Exercise instructions: Copy each line below in which the string "watermark" occurs.

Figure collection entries
────────────────────────────────────────

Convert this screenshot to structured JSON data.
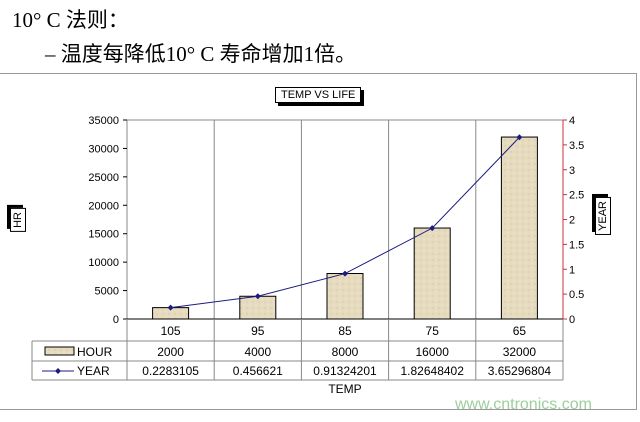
{
  "slide": {
    "bullet": "•",
    "line1": "10° C 法则：",
    "line2": "– 温度每降低10° C 寿命增加1倍。",
    "watermark": "www.cntronics.com"
  },
  "chart_data": {
    "type": "bar+line",
    "title": "TEMP VS LIFE",
    "xlabel": "TEMP",
    "ylabel": "HR",
    "y2label": "YEAR",
    "categories": [
      "105",
      "95",
      "85",
      "75",
      "65"
    ],
    "ylim": [
      0,
      35000
    ],
    "yticks": [
      0,
      5000,
      10000,
      15000,
      20000,
      25000,
      30000,
      35000
    ],
    "y2lim": [
      0,
      4
    ],
    "y2ticks": [
      "0",
      "0.5",
      "1",
      "1.5",
      "2",
      "2.5",
      "3",
      "3.5",
      "4"
    ],
    "grid": "vertical",
    "series": [
      {
        "name": "HOUR",
        "type": "bar",
        "axis": "left",
        "values": [
          2000,
          4000,
          8000,
          16000,
          32000
        ],
        "labels": [
          "2000",
          "4000",
          "8000",
          "16000",
          "32000"
        ],
        "color": "#e6dbbf"
      },
      {
        "name": "YEAR",
        "type": "line",
        "axis": "right",
        "values": [
          0.2283105,
          0.456621,
          0.91324201,
          1.82648402,
          3.65296804
        ],
        "labels": [
          "0.2283105",
          "0.456621",
          "0.91324201",
          "1.82648402",
          "3.65296804"
        ],
        "color": "#1c1c80"
      }
    ]
  }
}
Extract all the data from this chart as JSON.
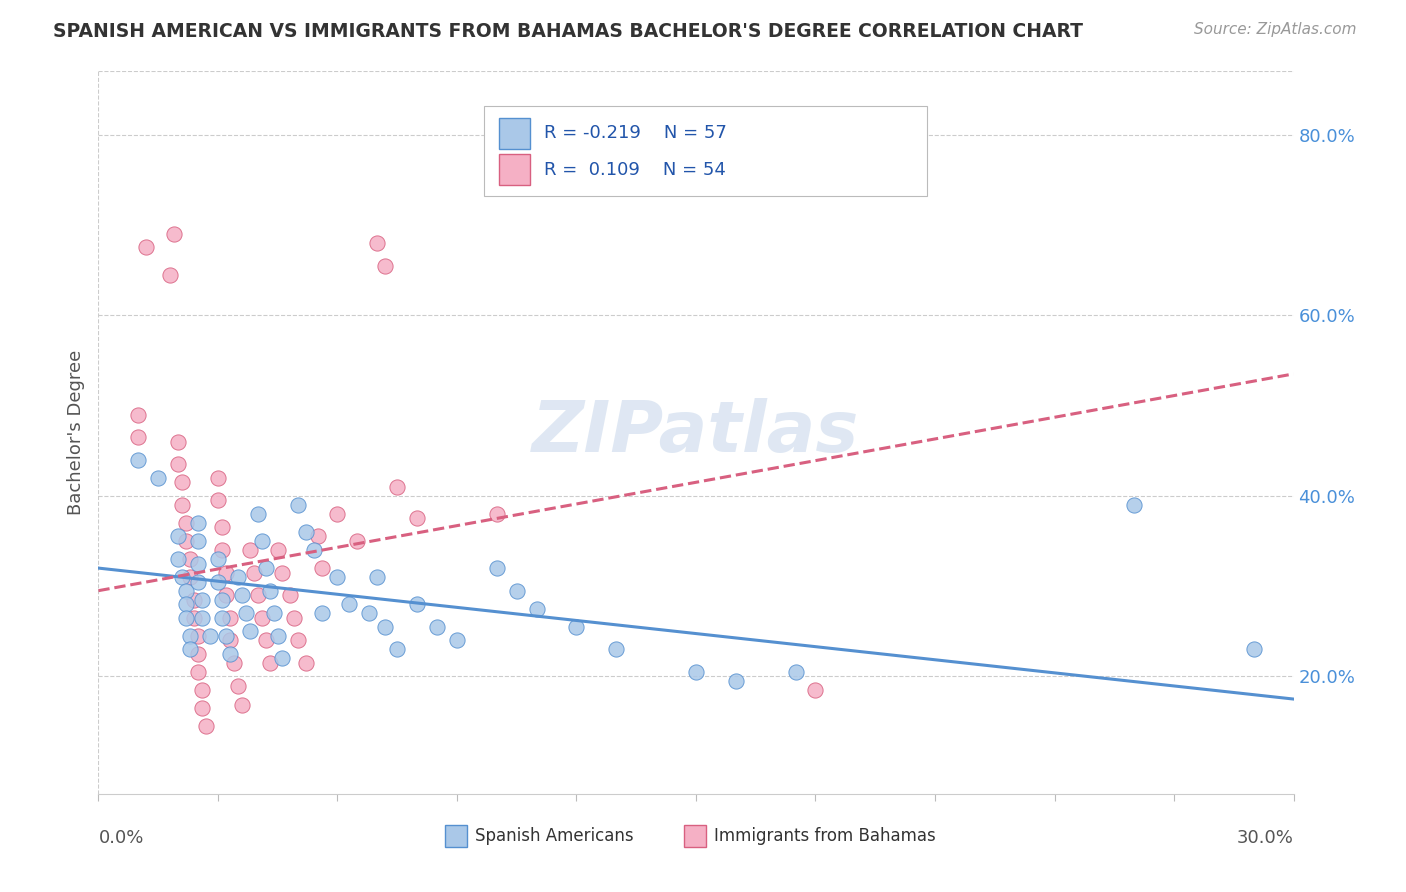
{
  "title": "SPANISH AMERICAN VS IMMIGRANTS FROM BAHAMAS BACHELOR'S DEGREE CORRELATION CHART",
  "source": "Source: ZipAtlas.com",
  "ylabel": "Bachelor's Degree",
  "xlim": [
    0.0,
    0.3
  ],
  "ylim": [
    0.07,
    0.87
  ],
  "right_ytick_vals": [
    0.2,
    0.4,
    0.6,
    0.8
  ],
  "right_ytick_labels": [
    "20.0%",
    "40.0%",
    "60.0%",
    "80.0%"
  ],
  "blue_color": "#aac8e8",
  "pink_color": "#f5b0c5",
  "blue_edge": "#5590d0",
  "pink_edge": "#d86080",
  "watermark": "ZIPatlas",
  "blue_dots": [
    [
      0.01,
      0.44
    ],
    [
      0.015,
      0.42
    ],
    [
      0.02,
      0.355
    ],
    [
      0.02,
      0.33
    ],
    [
      0.021,
      0.31
    ],
    [
      0.022,
      0.295
    ],
    [
      0.022,
      0.28
    ],
    [
      0.022,
      0.265
    ],
    [
      0.023,
      0.245
    ],
    [
      0.023,
      0.23
    ],
    [
      0.025,
      0.37
    ],
    [
      0.025,
      0.35
    ],
    [
      0.025,
      0.325
    ],
    [
      0.025,
      0.305
    ],
    [
      0.026,
      0.285
    ],
    [
      0.026,
      0.265
    ],
    [
      0.028,
      0.245
    ],
    [
      0.03,
      0.33
    ],
    [
      0.03,
      0.305
    ],
    [
      0.031,
      0.285
    ],
    [
      0.031,
      0.265
    ],
    [
      0.032,
      0.245
    ],
    [
      0.033,
      0.225
    ],
    [
      0.035,
      0.31
    ],
    [
      0.036,
      0.29
    ],
    [
      0.037,
      0.27
    ],
    [
      0.038,
      0.25
    ],
    [
      0.04,
      0.38
    ],
    [
      0.041,
      0.35
    ],
    [
      0.042,
      0.32
    ],
    [
      0.043,
      0.295
    ],
    [
      0.044,
      0.27
    ],
    [
      0.045,
      0.245
    ],
    [
      0.046,
      0.22
    ],
    [
      0.05,
      0.39
    ],
    [
      0.052,
      0.36
    ],
    [
      0.054,
      0.34
    ],
    [
      0.056,
      0.27
    ],
    [
      0.06,
      0.31
    ],
    [
      0.063,
      0.28
    ],
    [
      0.068,
      0.27
    ],
    [
      0.07,
      0.31
    ],
    [
      0.072,
      0.255
    ],
    [
      0.075,
      0.23
    ],
    [
      0.08,
      0.28
    ],
    [
      0.085,
      0.255
    ],
    [
      0.09,
      0.24
    ],
    [
      0.1,
      0.32
    ],
    [
      0.105,
      0.295
    ],
    [
      0.11,
      0.275
    ],
    [
      0.12,
      0.255
    ],
    [
      0.13,
      0.23
    ],
    [
      0.15,
      0.205
    ],
    [
      0.16,
      0.195
    ],
    [
      0.175,
      0.205
    ],
    [
      0.26,
      0.39
    ],
    [
      0.29,
      0.23
    ]
  ],
  "pink_dots": [
    [
      0.01,
      0.49
    ],
    [
      0.01,
      0.465
    ],
    [
      0.012,
      0.675
    ],
    [
      0.018,
      0.645
    ],
    [
      0.019,
      0.69
    ],
    [
      0.02,
      0.46
    ],
    [
      0.02,
      0.435
    ],
    [
      0.021,
      0.415
    ],
    [
      0.021,
      0.39
    ],
    [
      0.022,
      0.37
    ],
    [
      0.022,
      0.35
    ],
    [
      0.023,
      0.33
    ],
    [
      0.023,
      0.31
    ],
    [
      0.024,
      0.285
    ],
    [
      0.024,
      0.265
    ],
    [
      0.025,
      0.245
    ],
    [
      0.025,
      0.225
    ],
    [
      0.025,
      0.205
    ],
    [
      0.026,
      0.185
    ],
    [
      0.026,
      0.165
    ],
    [
      0.027,
      0.145
    ],
    [
      0.03,
      0.42
    ],
    [
      0.03,
      0.395
    ],
    [
      0.031,
      0.365
    ],
    [
      0.031,
      0.34
    ],
    [
      0.032,
      0.315
    ],
    [
      0.032,
      0.29
    ],
    [
      0.033,
      0.265
    ],
    [
      0.033,
      0.24
    ],
    [
      0.034,
      0.215
    ],
    [
      0.035,
      0.19
    ],
    [
      0.036,
      0.168
    ],
    [
      0.038,
      0.34
    ],
    [
      0.039,
      0.315
    ],
    [
      0.04,
      0.29
    ],
    [
      0.041,
      0.265
    ],
    [
      0.042,
      0.24
    ],
    [
      0.043,
      0.215
    ],
    [
      0.045,
      0.34
    ],
    [
      0.046,
      0.315
    ],
    [
      0.048,
      0.29
    ],
    [
      0.049,
      0.265
    ],
    [
      0.05,
      0.24
    ],
    [
      0.052,
      0.215
    ],
    [
      0.055,
      0.355
    ],
    [
      0.056,
      0.32
    ],
    [
      0.06,
      0.38
    ],
    [
      0.065,
      0.35
    ],
    [
      0.07,
      0.68
    ],
    [
      0.072,
      0.655
    ],
    [
      0.075,
      0.41
    ],
    [
      0.08,
      0.375
    ],
    [
      0.1,
      0.38
    ],
    [
      0.18,
      0.185
    ]
  ],
  "blue_trend_x": [
    0.0,
    0.3
  ],
  "blue_trend_y": [
    0.32,
    0.175
  ],
  "pink_trend_x": [
    0.0,
    0.3
  ],
  "pink_trend_y": [
    0.295,
    0.535
  ]
}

────────────────────────────────────────

Output for this exercise:
    "watermark": "www.cntronics.com"
  "watermark": "ZIPatlas",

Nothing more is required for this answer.